● Aim:
Pull each line holding "Vestíbulo" out of the entries below.

● Extracted material:

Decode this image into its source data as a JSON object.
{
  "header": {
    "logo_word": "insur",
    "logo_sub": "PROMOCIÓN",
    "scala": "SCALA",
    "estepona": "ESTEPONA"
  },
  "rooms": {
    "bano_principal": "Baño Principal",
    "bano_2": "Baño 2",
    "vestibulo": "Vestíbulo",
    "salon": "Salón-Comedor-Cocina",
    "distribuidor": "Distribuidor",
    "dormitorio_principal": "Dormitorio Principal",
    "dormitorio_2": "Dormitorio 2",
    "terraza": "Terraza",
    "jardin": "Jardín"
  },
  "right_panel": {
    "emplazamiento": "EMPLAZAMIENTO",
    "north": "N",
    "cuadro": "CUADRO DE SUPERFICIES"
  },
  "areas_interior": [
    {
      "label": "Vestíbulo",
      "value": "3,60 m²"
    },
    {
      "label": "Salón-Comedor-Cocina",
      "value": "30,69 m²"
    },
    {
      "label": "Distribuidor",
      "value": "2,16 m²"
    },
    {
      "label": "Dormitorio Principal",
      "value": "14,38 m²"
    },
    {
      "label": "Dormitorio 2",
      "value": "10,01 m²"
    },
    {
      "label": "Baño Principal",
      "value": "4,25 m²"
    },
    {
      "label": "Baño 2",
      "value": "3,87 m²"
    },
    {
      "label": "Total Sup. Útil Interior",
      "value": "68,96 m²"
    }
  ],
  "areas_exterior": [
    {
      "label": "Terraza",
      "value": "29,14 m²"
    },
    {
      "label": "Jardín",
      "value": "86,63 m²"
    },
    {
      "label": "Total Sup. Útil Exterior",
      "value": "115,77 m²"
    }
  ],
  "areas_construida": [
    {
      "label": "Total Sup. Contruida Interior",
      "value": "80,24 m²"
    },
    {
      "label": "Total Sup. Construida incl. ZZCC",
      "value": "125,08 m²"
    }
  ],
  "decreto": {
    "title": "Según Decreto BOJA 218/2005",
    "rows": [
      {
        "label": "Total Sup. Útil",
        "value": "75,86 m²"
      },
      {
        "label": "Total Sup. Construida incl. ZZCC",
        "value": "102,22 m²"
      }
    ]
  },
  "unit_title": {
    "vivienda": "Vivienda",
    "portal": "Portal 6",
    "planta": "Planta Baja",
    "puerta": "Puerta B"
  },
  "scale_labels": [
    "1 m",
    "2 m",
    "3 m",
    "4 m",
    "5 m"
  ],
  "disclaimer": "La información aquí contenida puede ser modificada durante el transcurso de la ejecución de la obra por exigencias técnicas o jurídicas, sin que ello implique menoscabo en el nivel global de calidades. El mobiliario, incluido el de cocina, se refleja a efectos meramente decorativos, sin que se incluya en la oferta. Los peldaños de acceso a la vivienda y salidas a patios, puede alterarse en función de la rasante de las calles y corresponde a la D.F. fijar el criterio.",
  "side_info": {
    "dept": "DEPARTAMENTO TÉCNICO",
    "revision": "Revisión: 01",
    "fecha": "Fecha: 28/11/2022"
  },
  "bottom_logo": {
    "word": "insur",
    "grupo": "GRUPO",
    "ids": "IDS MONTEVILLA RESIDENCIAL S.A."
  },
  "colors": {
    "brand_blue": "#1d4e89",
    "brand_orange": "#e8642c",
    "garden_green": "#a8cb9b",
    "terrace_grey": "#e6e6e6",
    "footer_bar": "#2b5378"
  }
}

● Answer to the problem:
    "vestibulo": "Vestíbulo",
      "label": "Vestíbulo",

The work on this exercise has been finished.